▶ Short task: Return only the number of lines holding the word "MLEAF".

┄┄┄┄┄┄┄┄┄┄┄┄┄┄┄┄┄┄┄┄

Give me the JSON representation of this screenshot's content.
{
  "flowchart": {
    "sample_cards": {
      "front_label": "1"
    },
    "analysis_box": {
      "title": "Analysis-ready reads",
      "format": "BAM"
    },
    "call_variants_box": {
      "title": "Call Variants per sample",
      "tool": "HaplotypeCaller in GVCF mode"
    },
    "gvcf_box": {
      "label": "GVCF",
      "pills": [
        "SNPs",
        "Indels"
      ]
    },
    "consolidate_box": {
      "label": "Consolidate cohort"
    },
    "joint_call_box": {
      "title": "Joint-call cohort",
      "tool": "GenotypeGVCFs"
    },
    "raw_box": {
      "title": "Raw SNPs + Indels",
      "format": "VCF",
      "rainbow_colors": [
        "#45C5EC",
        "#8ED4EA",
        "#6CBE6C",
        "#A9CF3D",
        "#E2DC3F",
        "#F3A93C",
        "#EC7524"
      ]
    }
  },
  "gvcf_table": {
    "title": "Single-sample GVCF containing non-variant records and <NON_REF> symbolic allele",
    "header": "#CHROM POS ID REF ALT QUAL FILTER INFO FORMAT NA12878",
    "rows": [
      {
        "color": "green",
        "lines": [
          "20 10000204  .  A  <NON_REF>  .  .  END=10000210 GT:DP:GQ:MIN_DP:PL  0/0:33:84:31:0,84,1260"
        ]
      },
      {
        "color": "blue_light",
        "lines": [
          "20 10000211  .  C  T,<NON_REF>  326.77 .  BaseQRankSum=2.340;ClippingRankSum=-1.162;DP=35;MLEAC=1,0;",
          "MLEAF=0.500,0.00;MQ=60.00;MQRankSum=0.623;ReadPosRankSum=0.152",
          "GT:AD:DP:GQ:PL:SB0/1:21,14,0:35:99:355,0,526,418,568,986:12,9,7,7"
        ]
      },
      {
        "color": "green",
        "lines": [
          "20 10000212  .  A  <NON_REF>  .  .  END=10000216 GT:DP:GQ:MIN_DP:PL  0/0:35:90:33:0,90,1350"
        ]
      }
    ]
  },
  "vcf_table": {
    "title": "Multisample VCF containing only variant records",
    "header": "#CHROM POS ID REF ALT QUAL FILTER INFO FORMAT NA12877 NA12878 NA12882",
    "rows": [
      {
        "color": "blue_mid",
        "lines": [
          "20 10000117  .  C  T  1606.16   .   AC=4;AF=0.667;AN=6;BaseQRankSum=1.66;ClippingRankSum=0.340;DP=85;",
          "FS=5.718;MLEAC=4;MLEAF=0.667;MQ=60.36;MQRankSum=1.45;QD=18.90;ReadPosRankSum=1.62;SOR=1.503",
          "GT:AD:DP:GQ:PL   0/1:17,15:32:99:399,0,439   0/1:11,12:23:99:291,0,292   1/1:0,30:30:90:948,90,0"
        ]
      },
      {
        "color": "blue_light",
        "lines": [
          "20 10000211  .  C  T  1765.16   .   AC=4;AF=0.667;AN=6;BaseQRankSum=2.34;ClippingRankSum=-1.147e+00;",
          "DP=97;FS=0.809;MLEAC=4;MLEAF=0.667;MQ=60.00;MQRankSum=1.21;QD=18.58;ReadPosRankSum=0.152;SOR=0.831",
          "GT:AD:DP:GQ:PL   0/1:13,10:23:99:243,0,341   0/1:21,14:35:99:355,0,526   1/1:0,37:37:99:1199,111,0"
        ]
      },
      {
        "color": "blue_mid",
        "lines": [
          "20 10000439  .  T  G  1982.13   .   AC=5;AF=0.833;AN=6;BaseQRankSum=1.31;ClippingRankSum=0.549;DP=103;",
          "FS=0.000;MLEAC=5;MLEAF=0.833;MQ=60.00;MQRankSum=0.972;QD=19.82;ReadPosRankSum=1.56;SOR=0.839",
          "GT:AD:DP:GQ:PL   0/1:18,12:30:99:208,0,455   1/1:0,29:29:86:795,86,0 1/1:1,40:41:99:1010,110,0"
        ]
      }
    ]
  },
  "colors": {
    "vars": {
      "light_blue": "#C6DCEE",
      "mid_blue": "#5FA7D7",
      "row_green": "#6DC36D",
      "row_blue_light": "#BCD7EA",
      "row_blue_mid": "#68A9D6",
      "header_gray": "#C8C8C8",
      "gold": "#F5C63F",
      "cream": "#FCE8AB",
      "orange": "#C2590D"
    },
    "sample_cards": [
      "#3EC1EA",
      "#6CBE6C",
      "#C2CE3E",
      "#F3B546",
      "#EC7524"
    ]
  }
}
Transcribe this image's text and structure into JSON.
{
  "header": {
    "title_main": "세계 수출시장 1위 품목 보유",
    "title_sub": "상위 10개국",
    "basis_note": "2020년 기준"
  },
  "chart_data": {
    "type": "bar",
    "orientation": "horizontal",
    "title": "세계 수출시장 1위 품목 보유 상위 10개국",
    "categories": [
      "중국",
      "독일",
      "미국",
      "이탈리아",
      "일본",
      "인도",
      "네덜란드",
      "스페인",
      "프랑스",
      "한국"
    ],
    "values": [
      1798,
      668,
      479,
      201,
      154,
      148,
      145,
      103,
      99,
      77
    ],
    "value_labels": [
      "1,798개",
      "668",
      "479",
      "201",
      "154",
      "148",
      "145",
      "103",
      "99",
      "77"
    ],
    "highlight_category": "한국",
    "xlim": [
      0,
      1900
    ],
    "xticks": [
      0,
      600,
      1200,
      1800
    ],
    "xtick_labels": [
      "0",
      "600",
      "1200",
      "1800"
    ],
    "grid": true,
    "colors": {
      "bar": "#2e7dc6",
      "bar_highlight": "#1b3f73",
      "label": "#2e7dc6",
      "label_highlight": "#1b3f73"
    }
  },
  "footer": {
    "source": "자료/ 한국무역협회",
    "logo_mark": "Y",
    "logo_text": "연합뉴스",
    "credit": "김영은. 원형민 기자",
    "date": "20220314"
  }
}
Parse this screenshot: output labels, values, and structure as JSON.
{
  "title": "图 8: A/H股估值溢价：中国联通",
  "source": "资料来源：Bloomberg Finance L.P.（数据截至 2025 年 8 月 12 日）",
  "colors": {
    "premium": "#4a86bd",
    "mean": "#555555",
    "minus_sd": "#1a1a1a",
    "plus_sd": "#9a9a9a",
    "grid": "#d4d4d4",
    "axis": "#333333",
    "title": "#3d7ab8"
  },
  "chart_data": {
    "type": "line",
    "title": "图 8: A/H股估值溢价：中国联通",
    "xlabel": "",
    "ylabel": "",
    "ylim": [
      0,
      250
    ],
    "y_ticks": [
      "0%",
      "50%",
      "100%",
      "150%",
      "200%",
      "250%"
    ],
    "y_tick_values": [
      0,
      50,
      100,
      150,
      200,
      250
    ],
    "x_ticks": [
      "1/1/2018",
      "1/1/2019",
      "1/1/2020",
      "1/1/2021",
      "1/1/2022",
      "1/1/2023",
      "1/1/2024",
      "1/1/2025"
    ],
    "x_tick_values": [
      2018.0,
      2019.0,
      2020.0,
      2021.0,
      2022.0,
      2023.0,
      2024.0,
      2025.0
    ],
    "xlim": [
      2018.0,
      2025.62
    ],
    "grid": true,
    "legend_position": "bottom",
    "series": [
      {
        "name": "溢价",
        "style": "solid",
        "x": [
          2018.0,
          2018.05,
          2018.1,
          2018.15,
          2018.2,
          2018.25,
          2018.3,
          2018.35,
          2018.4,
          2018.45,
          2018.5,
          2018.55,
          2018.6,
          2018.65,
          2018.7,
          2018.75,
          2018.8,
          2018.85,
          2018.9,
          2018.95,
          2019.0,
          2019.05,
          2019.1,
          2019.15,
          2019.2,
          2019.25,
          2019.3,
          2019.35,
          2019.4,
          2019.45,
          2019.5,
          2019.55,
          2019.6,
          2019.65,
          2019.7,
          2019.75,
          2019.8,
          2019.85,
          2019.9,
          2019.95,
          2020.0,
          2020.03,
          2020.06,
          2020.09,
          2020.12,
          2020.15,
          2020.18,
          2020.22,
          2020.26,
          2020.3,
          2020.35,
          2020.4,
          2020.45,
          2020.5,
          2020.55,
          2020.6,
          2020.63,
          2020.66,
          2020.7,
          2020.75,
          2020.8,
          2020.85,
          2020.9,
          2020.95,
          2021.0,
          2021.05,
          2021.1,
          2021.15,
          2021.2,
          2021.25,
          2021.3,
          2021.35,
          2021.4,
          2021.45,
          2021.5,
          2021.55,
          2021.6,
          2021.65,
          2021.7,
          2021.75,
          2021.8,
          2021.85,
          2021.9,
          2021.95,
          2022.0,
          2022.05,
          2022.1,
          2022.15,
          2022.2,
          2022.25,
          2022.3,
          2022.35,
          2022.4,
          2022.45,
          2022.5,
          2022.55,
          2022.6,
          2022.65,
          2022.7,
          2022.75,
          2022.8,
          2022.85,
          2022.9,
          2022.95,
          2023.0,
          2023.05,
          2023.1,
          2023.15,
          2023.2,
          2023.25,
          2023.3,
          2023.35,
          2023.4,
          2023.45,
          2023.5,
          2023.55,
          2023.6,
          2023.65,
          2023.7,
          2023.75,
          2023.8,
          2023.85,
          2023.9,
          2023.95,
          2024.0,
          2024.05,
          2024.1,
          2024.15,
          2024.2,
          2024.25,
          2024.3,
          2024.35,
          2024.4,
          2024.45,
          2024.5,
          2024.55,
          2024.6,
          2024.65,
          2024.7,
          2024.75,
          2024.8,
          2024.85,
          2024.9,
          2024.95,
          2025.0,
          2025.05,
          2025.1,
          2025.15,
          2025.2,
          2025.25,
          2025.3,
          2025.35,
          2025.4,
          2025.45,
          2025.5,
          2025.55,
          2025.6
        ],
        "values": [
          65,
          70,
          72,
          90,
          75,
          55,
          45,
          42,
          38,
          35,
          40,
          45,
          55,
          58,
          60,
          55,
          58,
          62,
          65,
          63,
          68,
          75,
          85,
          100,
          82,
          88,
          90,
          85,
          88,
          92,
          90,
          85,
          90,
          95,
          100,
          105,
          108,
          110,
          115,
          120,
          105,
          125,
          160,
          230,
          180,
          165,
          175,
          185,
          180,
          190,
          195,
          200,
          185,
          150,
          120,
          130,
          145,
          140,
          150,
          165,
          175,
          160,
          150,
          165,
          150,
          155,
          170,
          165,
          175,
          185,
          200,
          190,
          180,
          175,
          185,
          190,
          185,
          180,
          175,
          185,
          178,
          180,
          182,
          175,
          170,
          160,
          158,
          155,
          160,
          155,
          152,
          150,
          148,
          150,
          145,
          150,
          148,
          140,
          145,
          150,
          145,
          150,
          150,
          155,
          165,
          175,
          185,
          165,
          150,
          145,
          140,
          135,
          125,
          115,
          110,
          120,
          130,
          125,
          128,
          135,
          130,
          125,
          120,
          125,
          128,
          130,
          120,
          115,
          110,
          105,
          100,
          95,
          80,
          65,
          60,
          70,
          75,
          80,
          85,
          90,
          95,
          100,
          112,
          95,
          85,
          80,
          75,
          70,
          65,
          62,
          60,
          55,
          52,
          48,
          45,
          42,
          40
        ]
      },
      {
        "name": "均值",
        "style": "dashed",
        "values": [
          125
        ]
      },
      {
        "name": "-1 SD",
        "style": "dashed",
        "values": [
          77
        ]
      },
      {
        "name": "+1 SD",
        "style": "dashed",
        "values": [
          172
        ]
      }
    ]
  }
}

┄┄┄┄┄┄┄┄┄┄┄┄┄┄┄┄┄┄┄┄

▶ Answer for the task: 4